*Description of the task*
How many of the lines contain the string "from"? Give the number, with no other words.

===== Entries supplied =====

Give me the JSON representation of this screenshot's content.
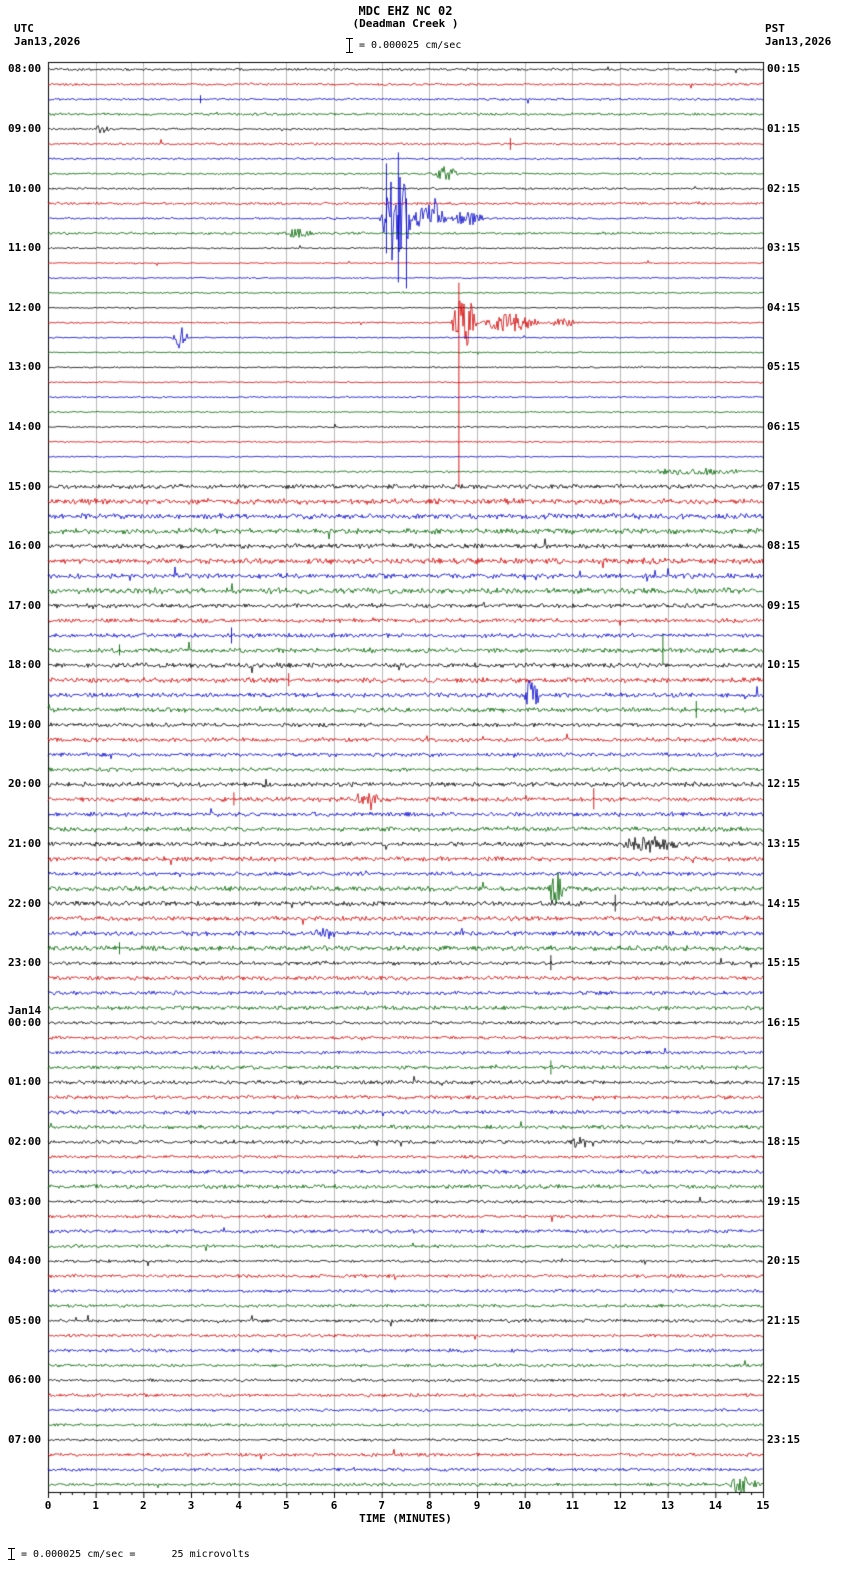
{
  "header": {
    "title": "MDC EHZ NC 02",
    "subtitle": "(Deadman Creek )",
    "scale_label": "= 0.000025 cm/sec",
    "utc": {
      "zone": "UTC",
      "date": "Jan13,2026"
    },
    "pst": {
      "zone": "PST",
      "date": "Jan13,2026"
    }
  },
  "footer": {
    "note": "= 0.000025 cm/sec =      25 microvolts"
  },
  "chart_data": {
    "type": "line",
    "subtype": "helicorder-seismogram",
    "station": "MDC EHZ NC 02",
    "location": "(Deadman Creek )",
    "xlabel": "TIME (MINUTES)",
    "x_range": [
      0,
      15
    ],
    "x_ticks": [
      "0",
      "1",
      "2",
      "3",
      "4",
      "5",
      "6",
      "7",
      "8",
      "9",
      "10",
      "11",
      "12",
      "13",
      "14",
      "15"
    ],
    "rows": 96,
    "minutes_per_row": 15,
    "grid": "vertical-minute-lines",
    "trace_color_cycle": [
      "#000000",
      "#d40000",
      "#0000cc",
      "#006600"
    ],
    "utc_labels": [
      {
        "row": 0,
        "label": "08:00"
      },
      {
        "row": 4,
        "label": "09:00"
      },
      {
        "row": 8,
        "label": "10:00"
      },
      {
        "row": 12,
        "label": "11:00"
      },
      {
        "row": 16,
        "label": "12:00"
      },
      {
        "row": 20,
        "label": "13:00"
      },
      {
        "row": 24,
        "label": "14:00"
      },
      {
        "row": 28,
        "label": "15:00"
      },
      {
        "row": 32,
        "label": "16:00"
      },
      {
        "row": 36,
        "label": "17:00"
      },
      {
        "row": 40,
        "label": "18:00"
      },
      {
        "row": 44,
        "label": "19:00"
      },
      {
        "row": 48,
        "label": "20:00"
      },
      {
        "row": 52,
        "label": "21:00"
      },
      {
        "row": 56,
        "label": "22:00"
      },
      {
        "row": 60,
        "label": "23:00"
      },
      {
        "row": 64,
        "label": "00:00",
        "prefix": "Jan14"
      },
      {
        "row": 68,
        "label": "01:00"
      },
      {
        "row": 72,
        "label": "02:00"
      },
      {
        "row": 76,
        "label": "03:00"
      },
      {
        "row": 80,
        "label": "04:00"
      },
      {
        "row": 84,
        "label": "05:00"
      },
      {
        "row": 88,
        "label": "06:00"
      },
      {
        "row": 92,
        "label": "07:00"
      }
    ],
    "pst_labels": [
      {
        "row": 0,
        "label": "00:15"
      },
      {
        "row": 4,
        "label": "01:15"
      },
      {
        "row": 8,
        "label": "02:15"
      },
      {
        "row": 12,
        "label": "03:15"
      },
      {
        "row": 16,
        "label": "04:15"
      },
      {
        "row": 20,
        "label": "05:15"
      },
      {
        "row": 24,
        "label": "06:15"
      },
      {
        "row": 28,
        "label": "07:15"
      },
      {
        "row": 32,
        "label": "08:15"
      },
      {
        "row": 36,
        "label": "09:15"
      },
      {
        "row": 40,
        "label": "10:15"
      },
      {
        "row": 44,
        "label": "11:15"
      },
      {
        "row": 48,
        "label": "12:15"
      },
      {
        "row": 52,
        "label": "13:15"
      },
      {
        "row": 56,
        "label": "14:15"
      },
      {
        "row": 60,
        "label": "15:15"
      },
      {
        "row": 64,
        "label": "16:15"
      },
      {
        "row": 68,
        "label": "17:15"
      },
      {
        "row": 72,
        "label": "18:15"
      },
      {
        "row": 76,
        "label": "19:15"
      },
      {
        "row": 80,
        "label": "20:15"
      },
      {
        "row": 84,
        "label": "21:15"
      },
      {
        "row": 88,
        "label": "22:15"
      },
      {
        "row": 92,
        "label": "23:15"
      }
    ],
    "noise_levels": [
      {
        "from": 0,
        "to": 11,
        "amp": 1.4
      },
      {
        "from": 12,
        "to": 27,
        "amp": 0.9
      },
      {
        "from": 28,
        "to": 35,
        "amp": 3.0
      },
      {
        "from": 36,
        "to": 63,
        "amp": 2.6
      },
      {
        "from": 64,
        "to": 79,
        "amp": 2.1
      },
      {
        "from": 80,
        "to": 95,
        "amp": 1.8
      }
    ],
    "events": [
      {
        "row": 4,
        "x0": 0.95,
        "x1": 1.3,
        "amp": 4
      },
      {
        "row": 7,
        "x0": 8.05,
        "x1": 8.65,
        "amp": 7
      },
      {
        "row": 10,
        "x0": 6.95,
        "x1": 7.65,
        "amp": 50
      },
      {
        "row": 10,
        "x0": 7.65,
        "x1": 8.4,
        "amp": 22
      },
      {
        "row": 10,
        "x0": 8.4,
        "x1": 9.2,
        "amp": 7
      },
      {
        "row": 11,
        "x0": 4.85,
        "x1": 5.65,
        "amp": 5
      },
      {
        "row": 17,
        "x0": 8.45,
        "x1": 9.0,
        "amp": 34
      },
      {
        "row": 17,
        "x0": 9.0,
        "x1": 10.4,
        "amp": 9
      },
      {
        "row": 17,
        "x0": 10.4,
        "x1": 11.2,
        "amp": 4
      },
      {
        "row": 18,
        "x0": 2.6,
        "x1": 2.95,
        "amp": 12
      },
      {
        "row": 27,
        "x0": 12.0,
        "x1": 15.0,
        "amp": 3
      },
      {
        "row": 42,
        "x0": 9.95,
        "x1": 10.35,
        "amp": 20
      },
      {
        "row": 48,
        "x0": 4.45,
        "x1": 4.75,
        "amp": 5
      },
      {
        "row": 49,
        "x0": 6.35,
        "x1": 7.05,
        "amp": 7
      },
      {
        "row": 52,
        "x0": 11.85,
        "x1": 13.4,
        "amp": 8
      },
      {
        "row": 55,
        "x0": 10.45,
        "x1": 10.85,
        "amp": 18
      },
      {
        "row": 58,
        "x0": 5.55,
        "x1": 6.05,
        "amp": 5
      },
      {
        "row": 72,
        "x0": 10.95,
        "x1": 11.35,
        "amp": 7
      },
      {
        "row": 95,
        "x0": 14.25,
        "x1": 14.95,
        "amp": 11
      }
    ],
    "spikes": [
      {
        "row": 2,
        "x": 3.2,
        "up": 4,
        "down": 4
      },
      {
        "row": 5,
        "x": 9.7,
        "up": 6,
        "down": 6
      },
      {
        "row": 10,
        "x": 7.1,
        "up": 55,
        "down": 35
      },
      {
        "row": 10,
        "x": 7.35,
        "up": 66,
        "down": 64
      },
      {
        "row": 10,
        "x": 7.52,
        "up": 20,
        "down": 70
      },
      {
        "row": 17,
        "x": 8.62,
        "up": 40,
        "down": 165
      },
      {
        "row": 38,
        "x": 3.85,
        "up": 8,
        "down": 8
      },
      {
        "row": 39,
        "x": 1.5,
        "up": 6,
        "down": 5
      },
      {
        "row": 39,
        "x": 12.9,
        "up": 16,
        "down": 14
      },
      {
        "row": 41,
        "x": 5.05,
        "up": 7,
        "down": 6
      },
      {
        "row": 43,
        "x": 13.6,
        "up": 9,
        "down": 8
      },
      {
        "row": 49,
        "x": 3.9,
        "up": 7,
        "down": 6
      },
      {
        "row": 49,
        "x": 11.45,
        "up": 11,
        "down": 10
      },
      {
        "row": 56,
        "x": 11.9,
        "up": 9,
        "down": 8
      },
      {
        "row": 59,
        "x": 1.5,
        "up": 6,
        "down": 6
      },
      {
        "row": 60,
        "x": 10.55,
        "up": 8,
        "down": 7
      },
      {
        "row": 67,
        "x": 10.55,
        "up": 7,
        "down": 7
      }
    ]
  }
}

=====

*Answer below*
6